» Stated problem:
Reproduce each record exactly.

___ Extracted information

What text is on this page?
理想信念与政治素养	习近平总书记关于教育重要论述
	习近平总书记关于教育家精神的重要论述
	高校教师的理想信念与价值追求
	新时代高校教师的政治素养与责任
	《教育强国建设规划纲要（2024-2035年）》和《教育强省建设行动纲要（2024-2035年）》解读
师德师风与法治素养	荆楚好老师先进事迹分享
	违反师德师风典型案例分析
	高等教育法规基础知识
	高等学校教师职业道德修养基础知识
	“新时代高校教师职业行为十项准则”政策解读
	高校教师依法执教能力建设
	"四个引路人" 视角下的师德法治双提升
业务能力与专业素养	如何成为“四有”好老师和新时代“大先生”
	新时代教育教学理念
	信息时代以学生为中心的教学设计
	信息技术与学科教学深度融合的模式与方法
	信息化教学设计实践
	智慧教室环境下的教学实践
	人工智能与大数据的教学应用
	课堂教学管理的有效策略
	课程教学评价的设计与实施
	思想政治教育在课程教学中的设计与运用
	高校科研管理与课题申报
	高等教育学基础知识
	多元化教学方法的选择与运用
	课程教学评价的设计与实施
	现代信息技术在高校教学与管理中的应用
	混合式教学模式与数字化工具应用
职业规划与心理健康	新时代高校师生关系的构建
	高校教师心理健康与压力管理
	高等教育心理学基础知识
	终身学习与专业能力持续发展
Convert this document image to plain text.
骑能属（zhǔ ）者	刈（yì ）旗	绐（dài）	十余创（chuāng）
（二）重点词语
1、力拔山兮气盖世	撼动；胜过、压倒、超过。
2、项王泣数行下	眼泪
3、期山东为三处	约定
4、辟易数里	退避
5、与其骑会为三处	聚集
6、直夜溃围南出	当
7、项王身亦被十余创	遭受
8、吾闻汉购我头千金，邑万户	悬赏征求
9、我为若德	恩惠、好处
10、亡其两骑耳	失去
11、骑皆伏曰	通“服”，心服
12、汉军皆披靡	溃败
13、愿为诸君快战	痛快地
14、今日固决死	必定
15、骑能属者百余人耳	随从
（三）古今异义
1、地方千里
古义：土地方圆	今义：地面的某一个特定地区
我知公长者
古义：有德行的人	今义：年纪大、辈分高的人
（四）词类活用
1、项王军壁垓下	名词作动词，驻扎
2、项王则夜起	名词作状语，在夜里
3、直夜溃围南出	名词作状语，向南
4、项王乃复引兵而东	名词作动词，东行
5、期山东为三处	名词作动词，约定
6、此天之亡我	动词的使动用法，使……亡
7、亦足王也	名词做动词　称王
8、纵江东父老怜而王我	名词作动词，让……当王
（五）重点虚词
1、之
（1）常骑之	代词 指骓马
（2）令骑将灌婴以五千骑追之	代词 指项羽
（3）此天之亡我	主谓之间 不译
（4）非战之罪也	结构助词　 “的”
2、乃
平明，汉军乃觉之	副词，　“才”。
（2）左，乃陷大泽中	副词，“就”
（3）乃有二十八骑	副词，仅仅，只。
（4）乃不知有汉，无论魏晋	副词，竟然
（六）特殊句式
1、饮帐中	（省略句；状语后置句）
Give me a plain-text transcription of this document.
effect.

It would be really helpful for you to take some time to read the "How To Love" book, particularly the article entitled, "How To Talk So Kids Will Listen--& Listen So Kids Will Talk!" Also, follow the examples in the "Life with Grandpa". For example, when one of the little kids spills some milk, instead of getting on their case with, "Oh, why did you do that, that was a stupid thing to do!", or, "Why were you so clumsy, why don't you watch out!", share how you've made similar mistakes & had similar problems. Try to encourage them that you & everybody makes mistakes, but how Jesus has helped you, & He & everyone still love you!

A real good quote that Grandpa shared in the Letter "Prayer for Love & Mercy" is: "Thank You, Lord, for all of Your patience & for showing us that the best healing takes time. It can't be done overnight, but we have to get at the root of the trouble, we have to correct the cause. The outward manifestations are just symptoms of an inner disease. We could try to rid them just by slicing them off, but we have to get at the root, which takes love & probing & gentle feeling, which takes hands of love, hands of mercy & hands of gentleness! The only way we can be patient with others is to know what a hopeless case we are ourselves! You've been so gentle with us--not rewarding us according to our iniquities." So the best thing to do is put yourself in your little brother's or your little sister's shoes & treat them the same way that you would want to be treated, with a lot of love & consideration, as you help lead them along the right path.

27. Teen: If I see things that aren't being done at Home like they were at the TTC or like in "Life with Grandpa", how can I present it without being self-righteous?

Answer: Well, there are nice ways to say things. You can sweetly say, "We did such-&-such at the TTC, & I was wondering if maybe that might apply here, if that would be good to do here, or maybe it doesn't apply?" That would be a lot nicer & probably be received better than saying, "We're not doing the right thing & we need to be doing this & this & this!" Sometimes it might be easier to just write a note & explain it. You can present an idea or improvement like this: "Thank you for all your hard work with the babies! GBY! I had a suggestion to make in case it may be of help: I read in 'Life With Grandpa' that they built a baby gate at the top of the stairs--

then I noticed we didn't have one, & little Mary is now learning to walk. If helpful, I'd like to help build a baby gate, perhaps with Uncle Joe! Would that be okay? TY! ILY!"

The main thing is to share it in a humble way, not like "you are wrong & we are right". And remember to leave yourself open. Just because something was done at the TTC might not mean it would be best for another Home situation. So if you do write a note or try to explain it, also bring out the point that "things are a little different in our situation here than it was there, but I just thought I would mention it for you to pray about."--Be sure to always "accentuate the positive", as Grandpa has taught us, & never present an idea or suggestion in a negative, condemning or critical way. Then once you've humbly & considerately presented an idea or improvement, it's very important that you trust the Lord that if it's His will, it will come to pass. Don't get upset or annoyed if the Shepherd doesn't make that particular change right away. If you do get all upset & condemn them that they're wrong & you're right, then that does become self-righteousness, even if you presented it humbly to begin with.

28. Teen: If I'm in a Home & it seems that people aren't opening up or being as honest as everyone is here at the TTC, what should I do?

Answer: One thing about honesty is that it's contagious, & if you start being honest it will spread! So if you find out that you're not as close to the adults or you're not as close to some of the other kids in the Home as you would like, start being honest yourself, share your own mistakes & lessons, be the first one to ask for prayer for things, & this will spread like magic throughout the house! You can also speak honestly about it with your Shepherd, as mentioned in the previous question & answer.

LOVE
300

______

» Complete output:
What text is on this page?
理想信念与政治素养	习近平总书记关于教育重要论述
	习近平总书记关于教育家精神的重要论述
	高校教师的理想信念与价值追求
	新时代高校教师的政治素养与责任
	《教育强国建设规划纲要（2024-2035年）》和《教育强省建设行动纲要（2024-2035年）》解读
师德师风与法治素养	荆楚好老师先进事迹分享
	违反师德师风典型案例分析
	高等教育法规基础知识
	高等学校教师职业道德修养基础知识
	“新时代高校教师职业行为十项准则”政策解读
	高校教师依法执教能力建设
	"四个引路人" 视角下的师德法治双提升
业务能力与专业素养	如何成为“四有”好老师和新时代“大先生”
	新时代教育教学理念
	信息时代以学生为中心的教学设计
	信息技术与学科教学深度融合的模式与方法
	信息化教学设计实践
	智慧教室环境下的教学实践
	人工智能与大数据的教学应用
	课堂教学管理的有效策略
	课程教学评价的设计与实施
	思想政治教育在课程教学中的设计与运用
	高校科研管理与课题申报
	高等教育学基础知识
	多元化教学方法的选择与运用
	课程教学评价的设计与实施
	现代信息技术在高校教学与管理中的应用
	混合式教学模式与数字化工具应用
职业规划与心理健康	新时代高校师生关系的构建
	高校教师心理健康与压力管理
	高等教育心理学基础知识
	终身学习与专业能力持续发展
Convert this document image to plain text.
骑能属（zhǔ ）者	刈（yì ）旗	绐（dài）	十余创（chuāng）
（二）重点词语
1、力拔山兮气盖世	撼动；胜过、压倒、超过。
2、项王泣数行下	眼泪
3、期山东为三处	约定
4、辟易数里	退避
5、与其骑会为三处	聚集
6、直夜溃围南出	当
7、项王身亦被十余创	遭受
8、吾闻汉购我头千金，邑万户	悬赏征求
9、我为若德	恩惠、好处
10、亡其两骑耳	失去
11、骑皆伏曰	通“服”，心服
12、汉军皆披靡	溃败
13、愿为诸君快战	痛快地
14、今日固决死	必定
15、骑能属者百余人耳	随从
（三）古今异义
1、地方千里
古义：土地方圆	今义：地面的某一个特定地区
我知公长者
古义：有德行的人	今义：年纪大、辈分高的人
（四）词类活用
1、项王军壁垓下	名词作动词，驻扎
2、项王则夜起	名词作状语，在夜里
3、直夜溃围南出	名词作状语，向南
4、项王乃复引兵而东	名词作动词，东行
5、期山东为三处	名词作动词，约定
6、此天之亡我	动词的使动用法，使……亡
7、亦足王也	名词做动词　称王
8、纵江东父老怜而王我	名词作动词，让……当王
（五）重点虚词
1、之
（1）常骑之	代词 指骓马
（2）令骑将灌婴以五千骑追之	代词 指项羽
（3）此天之亡我	主谓之间 不译
（4）非战之罪也	结构助词　 “的”
2、乃
平明，汉军乃觉之	副词，　“才”。
（2）左，乃陷大泽中	副词，“就”
（3）乃有二十八骑	副词，仅仅，只。
（4）乃不知有汉，无论魏晋	副词，竟然
（六）特殊句式
1、饮帐中	（省略句；状语后置句）
Give me a plain-text transcription of this document.
effect.

It would be really helpful for you to take some time to read the "How To Love" book, particularly the article entitled, "How To Talk So Kids Will Listen--& Listen So Kids Will Talk!" Also, follow the examples in the "Life with Grandpa". For example, when one of the little kids spills some milk, instead of getting on their case with, "Oh, why did you do that, that was a stupid thing to do!", or, "Why were you so clumsy, why don't you watch out!", share how you've made similar mistakes & had similar problems. Try to encourage them that you & everybody makes mistakes, but how Jesus has helped you, & He & everyone still love you!

A real good quote that Grandpa shared in the Letter "Prayer for Love & Mercy" is: "Thank You, Lord, for all of Your patience & for showing us that the best healing takes time. It can't be done overnight, but we have to get at the root of the trouble, we have to correct the cause. The outward manifestations are just symptoms of an inner disease. We could try to rid them just by slicing them off, but we have to get at the root, which takes love & probing & gentle feeling, which takes hands of love, hands of mercy & hands of gentleness! The only way we can be patient with others is to know what a hopeless case we are ourselves! You've been so gentle with us--not rewarding us according to our iniquities." So the best thing to do is put yourself in your little brother's or your little sister's shoes & treat them the same way that you would want to be treated, with a lot of love & consideration, as you help lead them along the right path.

27. Teen: If I see things that aren't being done at Home like they were at the TTC or like in "Life with Grandpa", how can I present it without being self-righteous?

Answer: Well, there are nice ways to say things. You can sweetly say, "We did such-&-such at the TTC, & I was wondering if maybe that might apply here, if that would be good to do here, or maybe it doesn't apply?" That would be a lot nicer & probably be received better than saying, "We're not doing the right thing & we need to be doing this & this & this!" Sometimes it might be easier to just write a note & explain it. You can present an idea or improvement like this: "Thank you for all your hard work with the babies! GBY! I had a suggestion to make in case it may be of help: I read in 'Life With Grandpa' that they built a baby gate at the top of the stairs--

then I noticed we didn't have one, & little Mary is now learning to walk. If helpful, I'd like to help build a baby gate, perhaps with Uncle Joe! Would that be okay? TY! ILY!"

The main thing is to share it in a humble way, not like "you are wrong & we are right". And remember to leave yourself open. Just because something was done at the TTC might not mean it would be best for another Home situation. So if you do write a note or try to explain it, also bring out the point that "things are a little different in our situation here than it was there, but I just thought I would mention it for you to pray about."--Be sure to always "accentuate the positive", as Grandpa has taught us, & never present an idea or suggestion in a negative, condemning or critical way. Then once you've humbly & considerately presented an idea or improvement, it's very important that you trust the Lord that if it's His will, it will come to pass. Don't get upset or annoyed if the Shepherd doesn't make that particular change right away. If you do get all upset & condemn them that they're wrong & you're right, then that does become self-righteousness, even if you presented it humbly to begin with.

28. Teen: If I'm in a Home & it seems that people aren't opening up or being as honest as everyone is here at the TTC, what should I do?

Answer: One thing about honesty is that it's contagious, & if you start being honest it will spread! So if you find out that you're not as close to the adults or you're not as close to some of the other kids in the Home as you would like, start being honest yourself, share your own mistakes & lessons, be the first one to ask for prayer for things, & this will spread like magic throughout the house! You can also speak honestly about it with your Shepherd, as mentioned in the previous question & answer.

LOVE
300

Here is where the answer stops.